→ **GOAL**: Write out every entry word for word.

***** PROVIDED RECORDS *****

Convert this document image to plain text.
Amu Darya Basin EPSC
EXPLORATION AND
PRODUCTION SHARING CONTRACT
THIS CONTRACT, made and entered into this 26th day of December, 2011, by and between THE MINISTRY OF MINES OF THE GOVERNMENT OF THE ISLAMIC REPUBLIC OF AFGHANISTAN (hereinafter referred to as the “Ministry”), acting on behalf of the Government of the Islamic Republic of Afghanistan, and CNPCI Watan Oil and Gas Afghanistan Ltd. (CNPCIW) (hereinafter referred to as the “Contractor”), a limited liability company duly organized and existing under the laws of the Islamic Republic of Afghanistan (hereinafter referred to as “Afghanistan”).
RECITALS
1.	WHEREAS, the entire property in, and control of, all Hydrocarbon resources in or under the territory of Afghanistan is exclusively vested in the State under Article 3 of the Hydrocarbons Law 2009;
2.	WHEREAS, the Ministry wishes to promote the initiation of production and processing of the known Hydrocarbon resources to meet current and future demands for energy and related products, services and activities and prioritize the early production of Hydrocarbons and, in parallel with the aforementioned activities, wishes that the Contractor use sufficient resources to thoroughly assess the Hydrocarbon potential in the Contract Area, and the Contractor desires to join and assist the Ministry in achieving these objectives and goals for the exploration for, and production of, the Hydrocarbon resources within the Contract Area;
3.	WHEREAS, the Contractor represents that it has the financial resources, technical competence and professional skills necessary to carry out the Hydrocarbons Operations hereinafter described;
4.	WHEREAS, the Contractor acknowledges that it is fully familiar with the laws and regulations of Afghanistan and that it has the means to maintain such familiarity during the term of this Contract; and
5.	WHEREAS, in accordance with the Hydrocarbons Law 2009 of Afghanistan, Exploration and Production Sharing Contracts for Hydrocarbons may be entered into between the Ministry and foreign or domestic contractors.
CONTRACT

*****

→ **FINAL RESULT**:
Convert this document image to plain text.
Amu Darya Basin EPSC
EXPLORATION AND
PRODUCTION SHARING CONTRACT
THIS CONTRACT, made and entered into this 26th day of December, 2011, by and between THE MINISTRY OF MINES OF THE GOVERNMENT OF THE ISLAMIC REPUBLIC OF AFGHANISTAN (hereinafter referred to as the “Ministry”), acting on behalf of the Government of the Islamic Republic of Afghanistan, and CNPCI Watan Oil and Gas Afghanistan Ltd. (CNPCIW) (hereinafter referred to as the “Contractor”), a limited liability company duly organized and existing under the laws of the Islamic Republic of Afghanistan (hereinafter referred to as “Afghanistan”).
RECITALS
1.	WHEREAS, the entire property in, and control of, all Hydrocarbon resources in or under the territory of Afghanistan is exclusively vested in the State under Article 3 of the Hydrocarbons Law 2009;
2.	WHEREAS, the Ministry wishes to promote the initiation of production and processing of the known Hydrocarbon resources to meet current and future demands for energy and related products, services and activities and prioritize the early production of Hydrocarbons and, in parallel with the aforementioned activities, wishes that the Contractor use sufficient resources to thoroughly assess the Hydrocarbon potential in the Contract Area, and the Contractor desires to join and assist the Ministry in achieving these objectives and goals for the exploration for, and production of, the Hydrocarbon resources within the Contract Area;
3.	WHEREAS, the Contractor represents that it has the financial resources, technical competence and professional skills necessary to carry out the Hydrocarbons Operations hereinafter described;
4.	WHEREAS, the Contractor acknowledges that it is fully familiar with the laws and regulations of Afghanistan and that it has the means to maintain such familiarity during the term of this Contract; and
5.	WHEREAS, in accordance with the Hydrocarbons Law 2009 of Afghanistan, Exploration and Production Sharing Contracts for Hydrocarbons may be entered into between the Ministry and foreign or domestic contractors.
CONTRACT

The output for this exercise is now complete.